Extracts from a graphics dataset
* * * * * * * * *

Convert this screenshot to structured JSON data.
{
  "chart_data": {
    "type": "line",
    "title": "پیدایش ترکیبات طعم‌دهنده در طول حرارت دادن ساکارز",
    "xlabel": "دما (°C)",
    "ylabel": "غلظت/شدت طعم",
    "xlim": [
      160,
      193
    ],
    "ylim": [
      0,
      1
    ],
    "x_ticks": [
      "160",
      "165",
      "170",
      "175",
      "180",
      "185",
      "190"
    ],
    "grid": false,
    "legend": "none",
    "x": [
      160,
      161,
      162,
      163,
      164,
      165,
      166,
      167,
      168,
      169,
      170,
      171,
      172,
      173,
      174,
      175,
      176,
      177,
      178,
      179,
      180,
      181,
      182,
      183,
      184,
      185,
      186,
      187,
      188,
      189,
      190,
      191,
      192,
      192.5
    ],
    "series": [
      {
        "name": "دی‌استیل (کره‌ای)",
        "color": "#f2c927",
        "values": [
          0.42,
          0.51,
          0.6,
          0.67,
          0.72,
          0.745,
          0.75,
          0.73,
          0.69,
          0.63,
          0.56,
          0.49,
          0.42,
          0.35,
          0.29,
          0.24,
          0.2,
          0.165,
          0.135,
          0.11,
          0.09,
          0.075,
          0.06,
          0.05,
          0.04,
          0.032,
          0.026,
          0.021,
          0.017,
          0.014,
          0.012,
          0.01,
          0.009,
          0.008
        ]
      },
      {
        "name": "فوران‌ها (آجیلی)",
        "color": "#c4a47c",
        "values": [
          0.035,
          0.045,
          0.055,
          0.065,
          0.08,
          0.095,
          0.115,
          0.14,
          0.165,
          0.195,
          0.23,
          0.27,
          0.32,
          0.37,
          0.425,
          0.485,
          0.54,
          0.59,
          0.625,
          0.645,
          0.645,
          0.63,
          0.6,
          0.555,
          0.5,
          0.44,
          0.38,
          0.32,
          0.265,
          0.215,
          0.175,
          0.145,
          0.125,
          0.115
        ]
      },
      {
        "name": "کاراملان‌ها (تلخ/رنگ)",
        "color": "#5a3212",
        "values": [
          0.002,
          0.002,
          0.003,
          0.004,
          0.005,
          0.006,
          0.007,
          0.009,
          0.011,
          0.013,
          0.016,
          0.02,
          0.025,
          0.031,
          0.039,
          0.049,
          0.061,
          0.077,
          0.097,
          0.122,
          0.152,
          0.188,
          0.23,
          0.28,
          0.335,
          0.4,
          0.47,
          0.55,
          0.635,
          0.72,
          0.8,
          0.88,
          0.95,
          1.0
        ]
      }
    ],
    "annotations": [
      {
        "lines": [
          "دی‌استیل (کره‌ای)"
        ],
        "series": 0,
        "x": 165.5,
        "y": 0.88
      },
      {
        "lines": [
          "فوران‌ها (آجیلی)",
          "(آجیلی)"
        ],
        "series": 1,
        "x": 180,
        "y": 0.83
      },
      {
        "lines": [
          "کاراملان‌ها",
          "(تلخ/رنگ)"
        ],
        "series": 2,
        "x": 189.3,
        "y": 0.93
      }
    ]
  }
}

* * * * * * * * *

◆ **WHAT IS NEEDED**
Write every record out again, unaltered.

◆ **SOLVED EXERCISE**
Convert this screenshot to structured JSON data.
{
  "chart_data": {
    "type": "line",
    "title": "پیدایش ترکیبات طعم‌دهنده در طول حرارت دادن ساکارز",
    "xlabel": "دما (°C)",
    "ylabel": "غلظت/شدت طعم",
    "xlim": [
      160,
      193
    ],
    "ylim": [
      0,
      1
    ],
    "x_ticks": [
      "160",
      "165",
      "170",
      "175",
      "180",
      "185",
      "190"
    ],
    "grid": false,
    "legend": "none",
    "x": [
      160,
      161,
      162,
      163,
      164,
      165,
      166,
      167,
      168,
      169,
      170,
      171,
      172,
      173,
      174,
      175,
      176,
      177,
      178,
      179,
      180,
      181,
      182,
      183,
      184,
      185,
      186,
      187,
      188,
      189,
      190,
      191,
      192,
      192.5
    ],
    "series": [
      {
        "name": "دی‌استیل (کره‌ای)",
        "color": "#f2c927",
        "values": [
          0.42,
          0.51,
          0.6,
          0.67,
          0.72,
          0.745,
          0.75,
          0.73,
          0.69,
          0.63,
          0.56,
          0.49,
          0.42,
          0.35,
          0.29,
          0.24,
          0.2,
          0.165,
          0.135,
          0.11,
          0.09,
          0.075,
          0.06,
          0.05,
          0.04,
          0.032,
          0.026,
          0.021,
          0.017,
          0.014,
          0.012,
          0.01,
          0.009,
          0.008
        ]
      },
      {
        "name": "فوران‌ها (آجیلی)",
        "color": "#c4a47c",
        "values": [
          0.035,
          0.045,
          0.055,
          0.065,
          0.08,
          0.095,
          0.115,
          0.14,
          0.165,
          0.195,
          0.23,
          0.27,
          0.32,
          0.37,
          0.425,
          0.485,
          0.54,
          0.59,
          0.625,
          0.645,
          0.645,
          0.63,
          0.6,
          0.555,
          0.5,
          0.44,
          0.38,
          0.32,
          0.265,
          0.215,
          0.175,
          0.145,
          0.125,
          0.115
        ]
      },
      {
        "name": "کاراملان‌ها (تلخ/رنگ)",
        "color": "#5a3212",
        "values": [
          0.002,
          0.002,
          0.003,
          0.004,
          0.005,
          0.006,
          0.007,
          0.009,
          0.011,
          0.013,
          0.016,
          0.02,
          0.025,
          0.031,
          0.039,
          0.049,
          0.061,
          0.077,
          0.097,
          0.122,
          0.152,
          0.188,
          0.23,
          0.28,
          0.335,
          0.4,
          0.47,
          0.55,
          0.635,
          0.72,
          0.8,
          0.88,
          0.95,
          1.0
        ]
      }
    ],
    "annotations": [
      {
        "lines": [
          "دی‌استیل (کره‌ای)"
        ],
        "series": 0,
        "x": 165.5,
        "y": 0.88
      },
      {
        "lines": [
          "فوران‌ها (آجیلی)",
          "(آجیلی)"
        ],
        "series": 1,
        "x": 180,
        "y": 0.83
      },
      {
        "lines": [
          "کاراملان‌ها",
          "(تلخ/رنگ)"
        ],
        "series": 2,
        "x": 189.3,
        "y": 0.93
      }
    ]
  }
}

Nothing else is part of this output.